[Source data]
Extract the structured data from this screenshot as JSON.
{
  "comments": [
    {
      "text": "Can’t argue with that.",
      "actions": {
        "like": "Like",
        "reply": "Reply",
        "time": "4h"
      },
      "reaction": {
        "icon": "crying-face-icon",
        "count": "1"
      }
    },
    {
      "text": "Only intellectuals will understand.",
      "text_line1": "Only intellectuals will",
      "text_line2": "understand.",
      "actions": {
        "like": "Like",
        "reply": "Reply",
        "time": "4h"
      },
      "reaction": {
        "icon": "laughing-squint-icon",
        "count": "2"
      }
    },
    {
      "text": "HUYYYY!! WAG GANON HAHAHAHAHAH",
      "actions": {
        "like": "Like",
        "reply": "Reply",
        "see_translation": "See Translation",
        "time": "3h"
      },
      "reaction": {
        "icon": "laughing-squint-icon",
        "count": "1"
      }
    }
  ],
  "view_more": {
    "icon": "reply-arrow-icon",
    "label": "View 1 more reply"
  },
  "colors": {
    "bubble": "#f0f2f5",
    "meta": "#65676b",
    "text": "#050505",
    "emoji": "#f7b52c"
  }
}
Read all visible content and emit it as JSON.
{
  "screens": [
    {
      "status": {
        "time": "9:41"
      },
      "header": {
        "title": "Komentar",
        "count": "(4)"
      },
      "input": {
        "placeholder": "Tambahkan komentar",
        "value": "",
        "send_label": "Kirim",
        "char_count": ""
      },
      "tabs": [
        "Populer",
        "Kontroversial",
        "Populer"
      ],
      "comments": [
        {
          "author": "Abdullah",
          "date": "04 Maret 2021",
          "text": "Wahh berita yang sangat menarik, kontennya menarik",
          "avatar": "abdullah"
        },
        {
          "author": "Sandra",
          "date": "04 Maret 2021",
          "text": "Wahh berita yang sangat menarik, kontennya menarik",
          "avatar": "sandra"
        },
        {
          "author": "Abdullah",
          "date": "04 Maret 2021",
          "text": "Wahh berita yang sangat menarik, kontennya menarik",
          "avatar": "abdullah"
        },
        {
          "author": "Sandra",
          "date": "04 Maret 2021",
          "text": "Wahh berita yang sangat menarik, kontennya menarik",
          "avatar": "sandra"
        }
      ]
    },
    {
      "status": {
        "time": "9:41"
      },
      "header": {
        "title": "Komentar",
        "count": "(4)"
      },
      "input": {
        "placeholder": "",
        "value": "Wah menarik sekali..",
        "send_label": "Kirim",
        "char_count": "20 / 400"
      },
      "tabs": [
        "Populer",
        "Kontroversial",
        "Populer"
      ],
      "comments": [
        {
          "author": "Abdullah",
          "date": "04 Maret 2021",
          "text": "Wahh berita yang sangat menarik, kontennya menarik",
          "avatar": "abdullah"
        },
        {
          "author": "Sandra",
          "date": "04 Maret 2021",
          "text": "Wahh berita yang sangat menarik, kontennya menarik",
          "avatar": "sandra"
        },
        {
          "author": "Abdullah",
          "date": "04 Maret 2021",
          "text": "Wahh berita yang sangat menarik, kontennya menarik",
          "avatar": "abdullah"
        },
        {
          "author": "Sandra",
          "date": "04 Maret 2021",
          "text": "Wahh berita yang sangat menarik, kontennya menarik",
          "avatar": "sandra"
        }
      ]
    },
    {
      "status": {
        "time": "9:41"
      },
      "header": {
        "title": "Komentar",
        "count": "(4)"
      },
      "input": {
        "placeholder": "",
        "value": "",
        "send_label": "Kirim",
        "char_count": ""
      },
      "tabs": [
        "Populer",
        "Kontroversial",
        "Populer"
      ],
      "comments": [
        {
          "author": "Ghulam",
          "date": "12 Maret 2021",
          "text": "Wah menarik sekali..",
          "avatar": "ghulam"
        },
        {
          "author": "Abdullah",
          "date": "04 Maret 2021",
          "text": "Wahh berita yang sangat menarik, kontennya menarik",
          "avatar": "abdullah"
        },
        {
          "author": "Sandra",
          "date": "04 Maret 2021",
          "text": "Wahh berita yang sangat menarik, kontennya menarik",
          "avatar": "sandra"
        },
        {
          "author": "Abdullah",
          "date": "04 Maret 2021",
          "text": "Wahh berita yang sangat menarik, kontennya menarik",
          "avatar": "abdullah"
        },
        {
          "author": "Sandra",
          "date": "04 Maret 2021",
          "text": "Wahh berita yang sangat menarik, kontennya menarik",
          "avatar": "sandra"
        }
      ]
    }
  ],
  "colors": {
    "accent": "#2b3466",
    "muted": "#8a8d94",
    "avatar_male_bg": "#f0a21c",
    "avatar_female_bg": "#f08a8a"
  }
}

→ Written exercise:
How many lines in the records above contain the word "will"? Reply with the number alone.

→ Task output:
2